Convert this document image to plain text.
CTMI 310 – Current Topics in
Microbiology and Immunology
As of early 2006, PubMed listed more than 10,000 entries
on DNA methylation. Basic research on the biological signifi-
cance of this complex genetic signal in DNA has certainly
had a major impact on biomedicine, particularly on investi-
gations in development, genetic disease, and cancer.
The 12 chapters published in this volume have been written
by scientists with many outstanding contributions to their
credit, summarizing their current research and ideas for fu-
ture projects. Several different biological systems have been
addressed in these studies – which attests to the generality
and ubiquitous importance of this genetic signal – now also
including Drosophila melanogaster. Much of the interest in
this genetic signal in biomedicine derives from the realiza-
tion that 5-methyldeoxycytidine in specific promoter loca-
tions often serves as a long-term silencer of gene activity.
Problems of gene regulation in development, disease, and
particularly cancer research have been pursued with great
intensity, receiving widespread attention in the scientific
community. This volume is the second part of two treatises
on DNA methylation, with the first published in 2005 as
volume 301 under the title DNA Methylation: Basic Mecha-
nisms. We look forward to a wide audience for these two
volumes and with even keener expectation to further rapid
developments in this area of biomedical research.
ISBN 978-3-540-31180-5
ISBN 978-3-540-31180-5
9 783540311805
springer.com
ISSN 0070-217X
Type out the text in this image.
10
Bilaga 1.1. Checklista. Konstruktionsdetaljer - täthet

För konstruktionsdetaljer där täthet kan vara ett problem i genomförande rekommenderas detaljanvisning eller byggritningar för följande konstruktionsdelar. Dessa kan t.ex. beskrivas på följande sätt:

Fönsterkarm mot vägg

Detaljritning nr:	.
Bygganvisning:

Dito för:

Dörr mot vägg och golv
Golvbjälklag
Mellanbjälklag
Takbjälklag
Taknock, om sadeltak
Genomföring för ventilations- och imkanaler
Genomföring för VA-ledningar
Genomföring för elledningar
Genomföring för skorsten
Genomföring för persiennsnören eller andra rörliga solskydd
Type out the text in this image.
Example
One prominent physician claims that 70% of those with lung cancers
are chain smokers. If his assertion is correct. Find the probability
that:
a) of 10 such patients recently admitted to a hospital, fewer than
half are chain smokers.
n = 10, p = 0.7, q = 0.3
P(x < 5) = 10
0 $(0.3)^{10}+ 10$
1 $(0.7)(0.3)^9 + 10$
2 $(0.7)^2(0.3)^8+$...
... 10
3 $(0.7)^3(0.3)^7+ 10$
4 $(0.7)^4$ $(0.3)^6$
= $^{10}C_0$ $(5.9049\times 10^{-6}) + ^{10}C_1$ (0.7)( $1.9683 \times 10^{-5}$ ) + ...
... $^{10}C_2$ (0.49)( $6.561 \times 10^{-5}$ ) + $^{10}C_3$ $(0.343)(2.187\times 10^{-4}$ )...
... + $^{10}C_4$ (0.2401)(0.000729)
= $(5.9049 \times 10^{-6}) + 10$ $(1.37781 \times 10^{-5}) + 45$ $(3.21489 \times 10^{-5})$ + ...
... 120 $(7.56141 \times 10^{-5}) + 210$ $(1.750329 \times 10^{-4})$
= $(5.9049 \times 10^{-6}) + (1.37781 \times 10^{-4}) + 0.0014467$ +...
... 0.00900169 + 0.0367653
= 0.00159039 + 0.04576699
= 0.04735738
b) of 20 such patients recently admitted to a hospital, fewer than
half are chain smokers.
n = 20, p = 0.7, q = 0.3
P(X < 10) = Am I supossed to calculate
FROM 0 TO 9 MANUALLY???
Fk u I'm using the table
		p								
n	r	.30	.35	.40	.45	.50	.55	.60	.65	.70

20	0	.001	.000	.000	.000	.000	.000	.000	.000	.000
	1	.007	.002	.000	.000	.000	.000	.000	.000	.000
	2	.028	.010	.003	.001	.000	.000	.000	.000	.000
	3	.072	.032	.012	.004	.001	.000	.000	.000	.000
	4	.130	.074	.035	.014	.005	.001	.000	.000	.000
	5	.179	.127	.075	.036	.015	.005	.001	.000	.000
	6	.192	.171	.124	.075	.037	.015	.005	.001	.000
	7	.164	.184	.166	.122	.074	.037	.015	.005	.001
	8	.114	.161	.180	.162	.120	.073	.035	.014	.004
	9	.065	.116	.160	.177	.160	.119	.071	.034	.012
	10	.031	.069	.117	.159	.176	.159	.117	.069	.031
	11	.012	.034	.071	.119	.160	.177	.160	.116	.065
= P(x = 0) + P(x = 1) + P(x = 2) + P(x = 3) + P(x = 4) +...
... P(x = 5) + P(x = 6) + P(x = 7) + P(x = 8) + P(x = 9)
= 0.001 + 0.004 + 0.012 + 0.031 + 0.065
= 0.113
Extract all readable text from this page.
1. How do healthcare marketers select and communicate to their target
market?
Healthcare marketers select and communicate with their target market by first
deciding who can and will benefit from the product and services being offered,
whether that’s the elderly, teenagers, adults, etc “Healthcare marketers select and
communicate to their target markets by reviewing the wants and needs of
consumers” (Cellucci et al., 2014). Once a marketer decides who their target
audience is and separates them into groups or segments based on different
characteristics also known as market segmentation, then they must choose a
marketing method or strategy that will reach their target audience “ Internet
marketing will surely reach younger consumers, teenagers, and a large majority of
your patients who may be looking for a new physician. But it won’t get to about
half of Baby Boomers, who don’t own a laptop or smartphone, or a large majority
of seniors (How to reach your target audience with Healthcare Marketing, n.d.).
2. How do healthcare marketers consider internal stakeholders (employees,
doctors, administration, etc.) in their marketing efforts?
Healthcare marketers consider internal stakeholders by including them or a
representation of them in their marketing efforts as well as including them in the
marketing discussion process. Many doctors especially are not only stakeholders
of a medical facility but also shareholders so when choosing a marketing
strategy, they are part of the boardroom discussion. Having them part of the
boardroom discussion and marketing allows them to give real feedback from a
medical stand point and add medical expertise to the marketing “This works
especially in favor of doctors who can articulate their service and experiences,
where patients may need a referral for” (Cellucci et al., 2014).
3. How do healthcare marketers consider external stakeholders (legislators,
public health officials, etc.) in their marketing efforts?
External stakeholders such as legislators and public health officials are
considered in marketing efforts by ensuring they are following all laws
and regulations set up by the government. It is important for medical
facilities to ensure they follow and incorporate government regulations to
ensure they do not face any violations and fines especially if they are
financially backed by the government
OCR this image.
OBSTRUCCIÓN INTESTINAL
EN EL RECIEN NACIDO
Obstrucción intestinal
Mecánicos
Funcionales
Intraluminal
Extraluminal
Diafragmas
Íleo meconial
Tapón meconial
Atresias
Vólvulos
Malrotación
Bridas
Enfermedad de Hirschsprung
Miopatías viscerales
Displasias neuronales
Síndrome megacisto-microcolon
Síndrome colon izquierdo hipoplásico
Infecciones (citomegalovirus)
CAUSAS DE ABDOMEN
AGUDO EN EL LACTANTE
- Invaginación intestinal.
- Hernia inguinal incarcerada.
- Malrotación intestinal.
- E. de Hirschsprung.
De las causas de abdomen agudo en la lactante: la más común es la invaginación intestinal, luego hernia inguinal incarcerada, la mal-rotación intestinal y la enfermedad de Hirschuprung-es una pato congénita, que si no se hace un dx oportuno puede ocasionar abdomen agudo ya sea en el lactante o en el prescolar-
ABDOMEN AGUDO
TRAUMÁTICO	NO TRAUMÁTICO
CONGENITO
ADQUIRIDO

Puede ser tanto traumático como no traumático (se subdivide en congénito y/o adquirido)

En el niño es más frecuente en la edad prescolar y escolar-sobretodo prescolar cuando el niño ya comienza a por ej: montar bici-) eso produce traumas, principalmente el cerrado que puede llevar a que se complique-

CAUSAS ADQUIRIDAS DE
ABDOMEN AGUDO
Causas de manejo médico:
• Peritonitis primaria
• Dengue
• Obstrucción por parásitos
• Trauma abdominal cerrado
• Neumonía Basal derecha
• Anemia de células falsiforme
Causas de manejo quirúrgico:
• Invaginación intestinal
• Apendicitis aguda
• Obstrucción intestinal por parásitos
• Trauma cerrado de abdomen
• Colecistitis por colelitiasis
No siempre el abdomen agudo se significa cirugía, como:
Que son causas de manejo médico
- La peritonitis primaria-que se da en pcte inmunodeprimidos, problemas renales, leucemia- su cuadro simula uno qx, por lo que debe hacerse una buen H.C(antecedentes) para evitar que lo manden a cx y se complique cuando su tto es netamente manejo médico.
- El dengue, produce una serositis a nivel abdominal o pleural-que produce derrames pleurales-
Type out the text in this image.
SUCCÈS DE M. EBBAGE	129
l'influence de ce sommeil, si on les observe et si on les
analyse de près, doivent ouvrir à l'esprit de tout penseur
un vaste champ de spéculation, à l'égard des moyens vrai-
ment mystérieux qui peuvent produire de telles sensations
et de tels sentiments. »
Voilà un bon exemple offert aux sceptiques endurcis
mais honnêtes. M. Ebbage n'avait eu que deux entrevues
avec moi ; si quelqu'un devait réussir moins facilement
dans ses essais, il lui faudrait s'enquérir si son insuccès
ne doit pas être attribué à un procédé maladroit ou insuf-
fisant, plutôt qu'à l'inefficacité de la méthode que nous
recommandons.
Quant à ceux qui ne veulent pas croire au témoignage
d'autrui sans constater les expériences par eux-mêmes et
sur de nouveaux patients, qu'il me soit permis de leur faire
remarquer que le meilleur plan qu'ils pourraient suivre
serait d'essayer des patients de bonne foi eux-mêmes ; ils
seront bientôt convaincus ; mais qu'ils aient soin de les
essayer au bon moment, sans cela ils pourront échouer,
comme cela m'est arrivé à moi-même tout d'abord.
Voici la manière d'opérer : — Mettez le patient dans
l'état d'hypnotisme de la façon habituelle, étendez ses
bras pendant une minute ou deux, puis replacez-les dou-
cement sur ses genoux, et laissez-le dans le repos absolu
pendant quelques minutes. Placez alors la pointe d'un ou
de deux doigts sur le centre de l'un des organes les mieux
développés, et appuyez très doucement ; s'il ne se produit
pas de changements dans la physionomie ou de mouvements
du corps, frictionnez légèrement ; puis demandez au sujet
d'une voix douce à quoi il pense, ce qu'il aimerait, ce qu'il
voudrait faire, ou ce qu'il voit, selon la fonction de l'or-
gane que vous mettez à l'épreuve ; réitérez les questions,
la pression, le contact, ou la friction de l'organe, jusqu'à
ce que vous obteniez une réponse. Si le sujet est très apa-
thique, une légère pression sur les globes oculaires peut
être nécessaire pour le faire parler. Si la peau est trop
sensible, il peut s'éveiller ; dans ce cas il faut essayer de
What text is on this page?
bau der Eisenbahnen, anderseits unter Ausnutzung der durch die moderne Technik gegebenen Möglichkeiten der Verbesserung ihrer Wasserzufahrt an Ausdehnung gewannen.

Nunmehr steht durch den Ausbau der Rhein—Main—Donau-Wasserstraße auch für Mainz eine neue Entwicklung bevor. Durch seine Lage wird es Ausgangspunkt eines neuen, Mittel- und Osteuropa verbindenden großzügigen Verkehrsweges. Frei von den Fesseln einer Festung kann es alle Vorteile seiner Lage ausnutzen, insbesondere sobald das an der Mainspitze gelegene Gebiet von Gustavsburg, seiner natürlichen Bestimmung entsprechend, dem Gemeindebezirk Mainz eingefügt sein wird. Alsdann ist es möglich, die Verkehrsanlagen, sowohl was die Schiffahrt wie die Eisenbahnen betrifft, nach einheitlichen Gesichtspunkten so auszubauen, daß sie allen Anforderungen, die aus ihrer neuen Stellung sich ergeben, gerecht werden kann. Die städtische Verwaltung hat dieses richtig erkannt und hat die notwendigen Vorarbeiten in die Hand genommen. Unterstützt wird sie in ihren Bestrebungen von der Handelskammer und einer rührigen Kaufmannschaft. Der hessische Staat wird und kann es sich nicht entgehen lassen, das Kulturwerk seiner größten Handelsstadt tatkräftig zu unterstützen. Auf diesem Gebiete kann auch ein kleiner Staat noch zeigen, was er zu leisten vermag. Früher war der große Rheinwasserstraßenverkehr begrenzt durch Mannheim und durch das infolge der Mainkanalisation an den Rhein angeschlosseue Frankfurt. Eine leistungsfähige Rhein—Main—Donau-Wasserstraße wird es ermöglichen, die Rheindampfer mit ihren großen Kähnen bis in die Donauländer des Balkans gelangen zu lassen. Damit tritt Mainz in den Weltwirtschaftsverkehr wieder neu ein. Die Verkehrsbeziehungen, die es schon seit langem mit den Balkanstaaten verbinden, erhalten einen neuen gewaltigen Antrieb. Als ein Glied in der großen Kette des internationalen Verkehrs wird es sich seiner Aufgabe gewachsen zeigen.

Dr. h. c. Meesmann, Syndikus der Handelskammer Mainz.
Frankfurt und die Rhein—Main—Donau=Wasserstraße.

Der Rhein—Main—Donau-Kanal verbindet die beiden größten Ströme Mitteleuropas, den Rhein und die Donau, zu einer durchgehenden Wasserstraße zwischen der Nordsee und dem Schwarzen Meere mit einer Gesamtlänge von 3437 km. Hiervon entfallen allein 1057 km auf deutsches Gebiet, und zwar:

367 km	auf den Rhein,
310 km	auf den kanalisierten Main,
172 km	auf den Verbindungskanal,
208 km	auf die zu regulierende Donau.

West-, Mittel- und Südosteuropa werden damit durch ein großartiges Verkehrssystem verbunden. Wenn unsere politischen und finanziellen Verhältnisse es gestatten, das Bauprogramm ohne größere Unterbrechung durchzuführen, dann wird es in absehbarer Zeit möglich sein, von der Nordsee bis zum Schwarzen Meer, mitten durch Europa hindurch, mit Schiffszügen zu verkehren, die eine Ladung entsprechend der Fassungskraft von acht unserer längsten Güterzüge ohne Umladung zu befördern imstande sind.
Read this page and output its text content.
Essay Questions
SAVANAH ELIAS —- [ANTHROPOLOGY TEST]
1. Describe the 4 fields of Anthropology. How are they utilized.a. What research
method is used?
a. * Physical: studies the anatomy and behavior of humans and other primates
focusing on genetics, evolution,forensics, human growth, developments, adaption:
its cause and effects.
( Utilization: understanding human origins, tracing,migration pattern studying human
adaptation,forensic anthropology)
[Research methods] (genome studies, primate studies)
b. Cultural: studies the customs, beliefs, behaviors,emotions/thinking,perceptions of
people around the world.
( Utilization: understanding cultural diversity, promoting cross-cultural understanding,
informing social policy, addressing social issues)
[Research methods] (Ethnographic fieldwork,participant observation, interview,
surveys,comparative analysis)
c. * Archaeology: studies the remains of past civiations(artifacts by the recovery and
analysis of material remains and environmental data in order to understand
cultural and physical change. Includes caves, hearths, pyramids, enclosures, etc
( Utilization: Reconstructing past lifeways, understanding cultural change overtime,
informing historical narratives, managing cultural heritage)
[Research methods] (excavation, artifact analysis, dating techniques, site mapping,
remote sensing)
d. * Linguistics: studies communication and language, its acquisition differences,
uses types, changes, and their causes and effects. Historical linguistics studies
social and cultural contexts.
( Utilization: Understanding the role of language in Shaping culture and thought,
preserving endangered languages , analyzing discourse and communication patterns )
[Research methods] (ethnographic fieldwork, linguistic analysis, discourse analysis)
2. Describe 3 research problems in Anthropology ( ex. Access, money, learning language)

------------------------------------------------------------

#### [AIM OF THE EXERCISE]
Count, in the records above, the lines that contain the word "deux"; the answer is that number alone.

#### [SOLUTION TO THE EXERCISE]
3